The records below are to be copied word for word, with every picture left out.

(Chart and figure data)
────────────────────────────────────────

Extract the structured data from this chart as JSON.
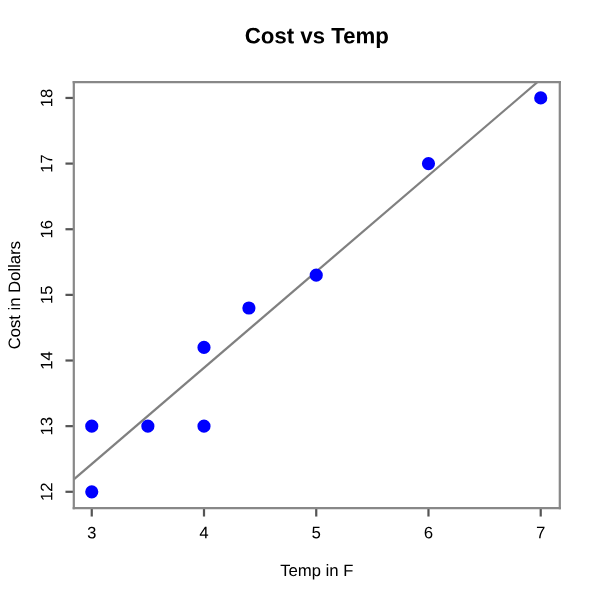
{
  "chart_data": {
    "type": "scatter",
    "title": "Cost vs Temp",
    "xlabel": "Temp in F",
    "ylabel": "Cost in Dollars",
    "xlim": [
      2.84,
      7.17
    ],
    "ylim": [
      11.75,
      18.24
    ],
    "xticks": [
      3,
      4,
      5,
      6,
      7
    ],
    "yticks": [
      12,
      13,
      14,
      15,
      16,
      17,
      18
    ],
    "grid": false,
    "series": [
      {
        "color": "#0000ff",
        "marker": "circle",
        "x": [
          3,
          3,
          3.5,
          4,
          4,
          4.4,
          5,
          6,
          7
        ],
        "values": [
          13,
          12,
          13,
          14.2,
          13,
          14.8,
          15.3,
          17,
          18
        ]
      },
      {
        "type": "line",
        "color": "#808080",
        "marker": "none",
        "line_style": "solid",
        "x": [
          2.84,
          6.97
        ],
        "values": [
          12.19,
          18.24
        ]
      }
    ]
  }
}
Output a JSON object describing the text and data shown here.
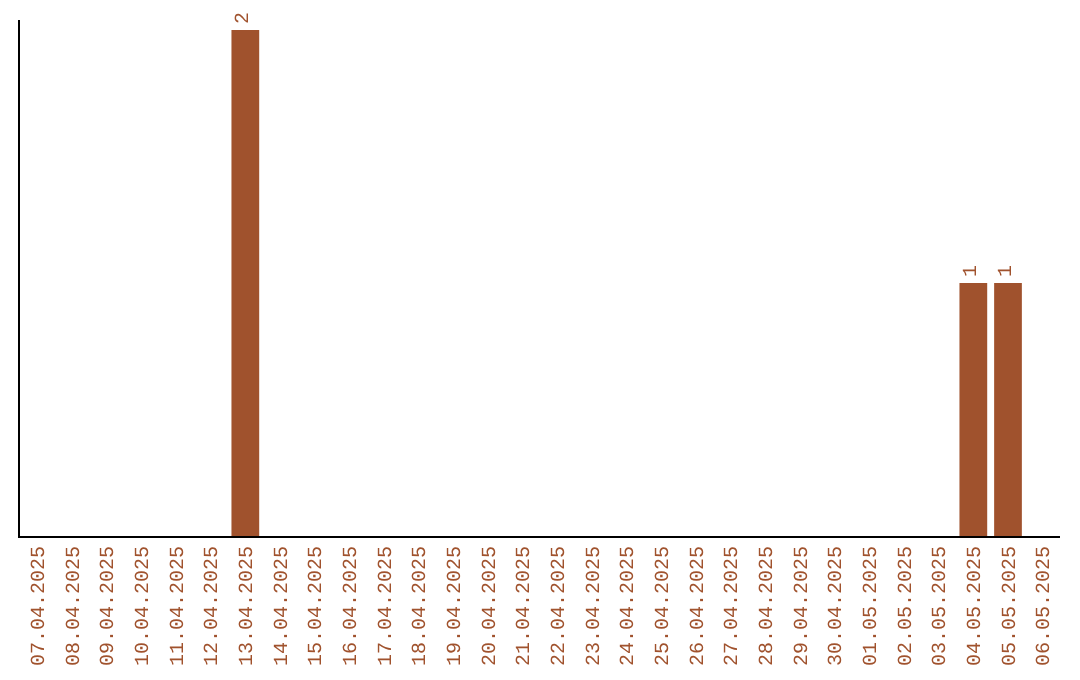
{
  "chart_data": {
    "type": "bar",
    "categories": [
      "07.04.2025",
      "08.04.2025",
      "09.04.2025",
      "10.04.2025",
      "11.04.2025",
      "12.04.2025",
      "13.04.2025",
      "14.04.2025",
      "15.04.2025",
      "16.04.2025",
      "17.04.2025",
      "18.04.2025",
      "19.04.2025",
      "20.04.2025",
      "21.04.2025",
      "22.04.2025",
      "23.04.2025",
      "24.04.2025",
      "25.04.2025",
      "26.04.2025",
      "27.04.2025",
      "28.04.2025",
      "29.04.2025",
      "30.04.2025",
      "01.05.2025",
      "02.05.2025",
      "03.05.2025",
      "04.05.2025",
      "05.05.2025",
      "06.05.2025"
    ],
    "values": [
      0,
      0,
      0,
      0,
      0,
      0,
      2,
      0,
      0,
      0,
      0,
      0,
      0,
      0,
      0,
      0,
      0,
      0,
      0,
      0,
      0,
      0,
      0,
      0,
      0,
      0,
      0,
      1,
      1,
      0
    ],
    "value_labels": [
      null,
      null,
      null,
      null,
      null,
      null,
      "2",
      null,
      null,
      null,
      null,
      null,
      null,
      null,
      null,
      null,
      null,
      null,
      null,
      null,
      null,
      null,
      null,
      null,
      null,
      null,
      null,
      "1",
      "1",
      null
    ],
    "color": "#a0522d",
    "ylim": [
      0,
      2.04
    ],
    "tick_labels": "x",
    "grid": false,
    "legend": false
  }
}
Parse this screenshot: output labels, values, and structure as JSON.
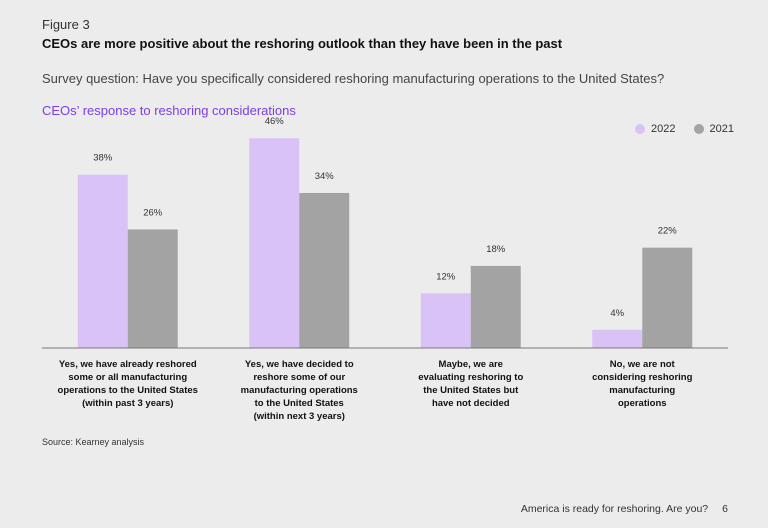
{
  "figure": {
    "label": "Figure 3",
    "title": "CEOs are more positive about the reshoring outlook than they have been in the past",
    "survey_question": "Survey question: Have you specifically considered reshoring manufacturing operations to the United States?",
    "subtitle": "CEOs’ response to reshoring considerations"
  },
  "source": "Source: Kearney analysis",
  "footer": {
    "text": "America is ready for reshoring. Are you?",
    "page": "6"
  },
  "colors": {
    "series_2022": "#d9c2f5",
    "series_2021": "#a3a3a3",
    "accent": "#7b3fe4"
  },
  "chart_data": {
    "type": "bar",
    "title": "CEOs’ response to reshoring considerations",
    "categories": [
      [
        "Yes, we have already reshored",
        "some or all manufacturing",
        "operations to the United States",
        "(within past 3 years)"
      ],
      [
        "Yes, we have decided to",
        "reshore some of our",
        "manufacturing operations",
        "to the United States",
        "(within next 3 years)"
      ],
      [
        "Maybe, we are",
        "evaluating reshoring to",
        "the United States but",
        "have not decided"
      ],
      [
        "No, we are not",
        "considering reshoring",
        "manufacturing",
        "operations"
      ]
    ],
    "series": [
      {
        "name": "2022",
        "values": [
          38,
          46,
          12,
          4
        ]
      },
      {
        "name": "2021",
        "values": [
          26,
          34,
          18,
          22
        ]
      }
    ],
    "value_suffix": "%",
    "ylim": [
      0,
      50
    ],
    "legend_position": "top-right",
    "grid": false
  }
}
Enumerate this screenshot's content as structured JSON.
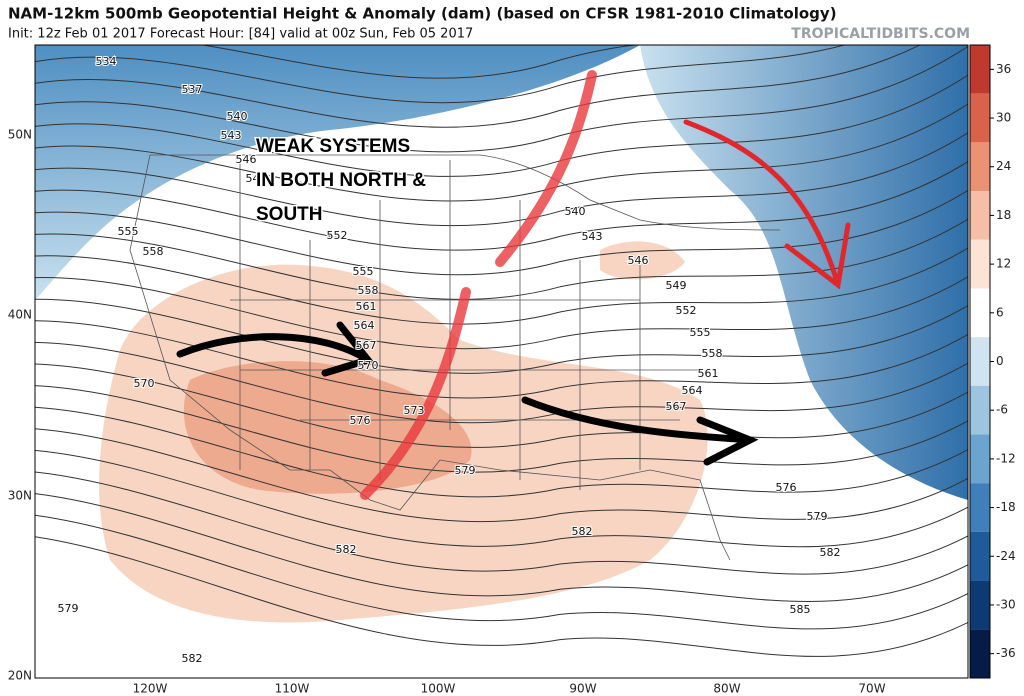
{
  "header": {
    "title": "NAM-12km 500mb Geopotential Height & Anomaly (dam) (based on CFSR 1981-2010 Climatology)",
    "subtitle": "Init: 12z Feb 01 2017   Forecast Hour: [84]   valid at 00z Sun, Feb 05 2017",
    "watermark": "TROPICALTIDBITS.COM"
  },
  "map": {
    "lat_labels": [
      "50N",
      "40N",
      "30N",
      "20N"
    ],
    "lon_labels": [
      "120W",
      "110W",
      "100W",
      "90W",
      "80W",
      "70W"
    ],
    "contour_labels": [
      "534",
      "537",
      "540",
      "543",
      "546",
      "549",
      "552",
      "555",
      "558",
      "555",
      "558",
      "561",
      "564",
      "567",
      "570",
      "570",
      "573",
      "576",
      "579",
      "540",
      "543",
      "546",
      "549",
      "552",
      "555",
      "558",
      "561",
      "564",
      "567",
      "576",
      "579",
      "582",
      "582",
      "582",
      "585",
      "579",
      "582"
    ],
    "annotation": [
      "WEAK SYSTEMS",
      "IN BOTH NORTH &",
      "SOUTH"
    ]
  },
  "colorbar": {
    "lim": [
      -39,
      39
    ],
    "ticks": [
      36,
      30,
      24,
      18,
      12,
      6,
      0,
      -6,
      -12,
      -18,
      -24,
      -30,
      -36
    ]
  }
}
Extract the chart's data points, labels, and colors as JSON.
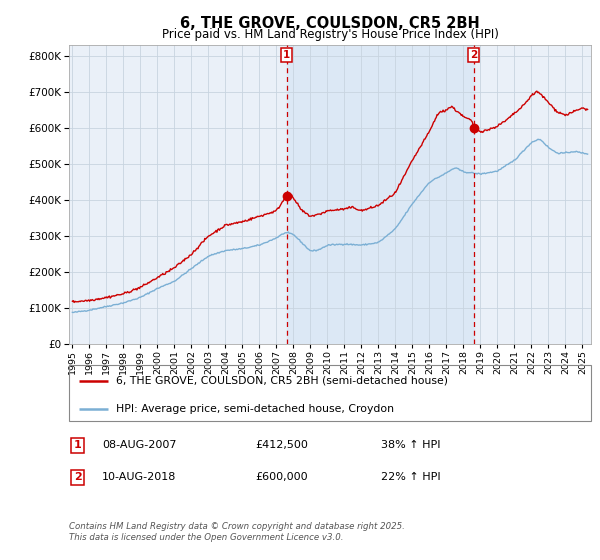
{
  "title": "6, THE GROVE, COULSDON, CR5 2BH",
  "subtitle": "Price paid vs. HM Land Registry's House Price Index (HPI)",
  "legend_line1": "6, THE GROVE, COULSDON, CR5 2BH (semi-detached house)",
  "legend_line2": "HPI: Average price, semi-detached house, Croydon",
  "annotation1_label": "1",
  "annotation1_date": "08-AUG-2007",
  "annotation1_price": "£412,500",
  "annotation1_hpi": "38% ↑ HPI",
  "annotation2_label": "2",
  "annotation2_date": "10-AUG-2018",
  "annotation2_price": "£600,000",
  "annotation2_hpi": "22% ↑ HPI",
  "footnote1": "Contains HM Land Registry data © Crown copyright and database right 2025.",
  "footnote2": "This data is licensed under the Open Government Licence v3.0.",
  "red_color": "#cc0000",
  "blue_color": "#7bafd4",
  "shading_color": "#dce8f5",
  "background_color": "#eaf0f8",
  "grid_color": "#c8d4e0",
  "vline_color": "#cc0000",
  "purchase1_year": 2007.6,
  "purchase2_year": 2018.6,
  "purchase1_price": 412500,
  "purchase2_price": 600000,
  "ylim": [
    0,
    830000
  ],
  "xlim_start": 1994.8,
  "xlim_end": 2025.5
}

────────────────────────────────────────

- _WRITTEN ANSWER_
Extract the structured data from this chart as JSON.
{
  "chart_data": {
    "type": "scatter",
    "title": "Cost vs Temp",
    "xlabel": "Temp in F",
    "ylabel": "Cost in Dollars",
    "xlim": [
      2.84,
      7.17
    ],
    "ylim": [
      11.75,
      18.24
    ],
    "xticks": [
      3,
      4,
      5,
      6,
      7
    ],
    "yticks": [
      12,
      13,
      14,
      15,
      16,
      17,
      18
    ],
    "grid": false,
    "series": [
      {
        "color": "#0000ff",
        "marker": "circle",
        "x": [
          3,
          3,
          3.5,
          4,
          4,
          4.4,
          5,
          6,
          7
        ],
        "values": [
          13,
          12,
          13,
          14.2,
          13,
          14.8,
          15.3,
          17,
          18
        ]
      },
      {
        "type": "line",
        "color": "#808080",
        "marker": "none",
        "line_style": "solid",
        "x": [
          2.84,
          6.97
        ],
        "values": [
          12.19,
          18.24
        ]
      }
    ]
  }
}
Output a JSON object describing the text and data shown here.
{
  "chart_data": {
    "type": "bar",
    "categories": [
      "07.04.2025",
      "08.04.2025",
      "09.04.2025",
      "10.04.2025",
      "11.04.2025",
      "12.04.2025",
      "13.04.2025",
      "14.04.2025",
      "15.04.2025",
      "16.04.2025",
      "17.04.2025",
      "18.04.2025",
      "19.04.2025",
      "20.04.2025",
      "21.04.2025",
      "22.04.2025",
      "23.04.2025",
      "24.04.2025",
      "25.04.2025",
      "26.04.2025",
      "27.04.2025",
      "28.04.2025",
      "29.04.2025",
      "30.04.2025",
      "01.05.2025",
      "02.05.2025",
      "03.05.2025",
      "04.05.2025",
      "05.05.2025",
      "06.05.2025"
    ],
    "values": [
      0,
      0,
      0,
      0,
      0,
      0,
      2,
      0,
      0,
      0,
      0,
      0,
      0,
      0,
      0,
      0,
      0,
      0,
      0,
      0,
      0,
      0,
      0,
      0,
      0,
      0,
      0,
      1,
      1,
      0
    ],
    "value_labels": [
      null,
      null,
      null,
      null,
      null,
      null,
      "2",
      null,
      null,
      null,
      null,
      null,
      null,
      null,
      null,
      null,
      null,
      null,
      null,
      null,
      null,
      null,
      null,
      null,
      null,
      null,
      null,
      "1",
      "1",
      null
    ],
    "color": "#a0522d",
    "ylim": [
      0,
      2.04
    ],
    "tick_labels": "x",
    "grid": false,
    "legend": false
  }
}
Parse this screenshot: output labels, values, and structure as JSON.
{
  "figure": {
    "label": "Figure 3",
    "title": "CEOs are more positive about the reshoring outlook than they have been in the past",
    "survey_question": "Survey question: Have you specifically considered reshoring manufacturing operations to the United States?",
    "subtitle": "CEOs’ response to reshoring considerations"
  },
  "source": "Source: Kearney analysis",
  "footer": {
    "text": "America is ready for reshoring. Are you?",
    "page": "6"
  },
  "colors": {
    "series_2022": "#d9c2f5",
    "series_2021": "#a3a3a3",
    "accent": "#7b3fe4"
  },
  "chart_data": {
    "type": "bar",
    "title": "CEOs’ response to reshoring considerations",
    "categories": [
      [
        "Yes, we have already reshored",
        "some or all manufacturing",
        "operations to the United States",
        "(within past 3 years)"
      ],
      [
        "Yes, we have decided to",
        "reshore some of our",
        "manufacturing operations",
        "to the United States",
        "(within next 3 years)"
      ],
      [
        "Maybe, we are",
        "evaluating reshoring to",
        "the United States but",
        "have not decided"
      ],
      [
        "No, we are not",
        "considering reshoring",
        "manufacturing",
        "operations"
      ]
    ],
    "series": [
      {
        "name": "2022",
        "values": [
          38,
          46,
          12,
          4
        ]
      },
      {
        "name": "2021",
        "values": [
          26,
          34,
          18,
          22
        ]
      }
    ],
    "value_suffix": "%",
    "ylim": [
      0,
      50
    ],
    "legend_position": "top-right",
    "grid": false
  }
}
Enumerate this screenshot's content as structured JSON.
{
  "header": {
    "title": "NAM-12km 500mb Geopotential Height & Anomaly (dam) (based on CFSR 1981-2010 Climatology)",
    "subtitle": "Init: 12z Feb 01 2017   Forecast Hour: [84]   valid at 00z Sun, Feb 05 2017",
    "watermark": "TROPICALTIDBITS.COM"
  },
  "map": {
    "lat_labels": [
      "50N",
      "40N",
      "30N",
      "20N"
    ],
    "lon_labels": [
      "120W",
      "110W",
      "100W",
      "90W",
      "80W",
      "70W"
    ],
    "contour_labels": [
      "534",
      "537",
      "540",
      "543",
      "546",
      "549",
      "552",
      "555",
      "558",
      "555",
      "558",
      "561",
      "564",
      "567",
      "570",
      "570",
      "573",
      "576",
      "579",
      "540",
      "543",
      "546",
      "549",
      "552",
      "555",
      "558",
      "561",
      "564",
      "567",
      "576",
      "579",
      "582",
      "582",
      "582",
      "585",
      "579",
      "582"
    ],
    "annotation": [
      "WEAK SYSTEMS",
      "IN BOTH NORTH &",
      "SOUTH"
    ]
  },
  "colorbar": {
    "lim": [
      -39,
      39
    ],
    "ticks": [
      36,
      30,
      24,
      18,
      12,
      6,
      0,
      -6,
      -12,
      -18,
      -24,
      -30,
      -36
    ]
  }
}
Extract the chart's data points, labels, and colors as JSON.
{
  "title": "6, THE GROVE, COULSDON, CR5 2BH",
  "subtitle": "Price paid vs. HM Land Registry's House Price Index (HPI)",
  "legend_line1": "6, THE GROVE, COULSDON, CR5 2BH (semi-detached house)",
  "legend_line2": "HPI: Average price, semi-detached house, Croydon",
  "annotation1_label": "1",
  "annotation1_date": "08-AUG-2007",
  "annotation1_price": "£412,500",
  "annotation1_hpi": "38% ↑ HPI",
  "annotation2_label": "2",
  "annotation2_date": "10-AUG-2018",
  "annotation2_price": "£600,000",
  "annotation2_hpi": "22% ↑ HPI",
  "footnote1": "Contains HM Land Registry data © Crown copyright and database right 2025.",
  "footnote2": "This data is licensed under the Open Government Licence v3.0.",
  "red_color": "#cc0000",
  "blue_color": "#7bafd4",
  "shading_color": "#dce8f5",
  "background_color": "#eaf0f8",
  "grid_color": "#c8d4e0",
  "vline_color": "#cc0000",
  "purchase1_year": 2007.6,
  "purchase2_year": 2018.6,
  "purchase1_price": 412500,
  "purchase2_price": 600000,
  "ylim": [
    0,
    830000
  ],
  "xlim_start": 1994.8,
  "xlim_end": 2025.5
}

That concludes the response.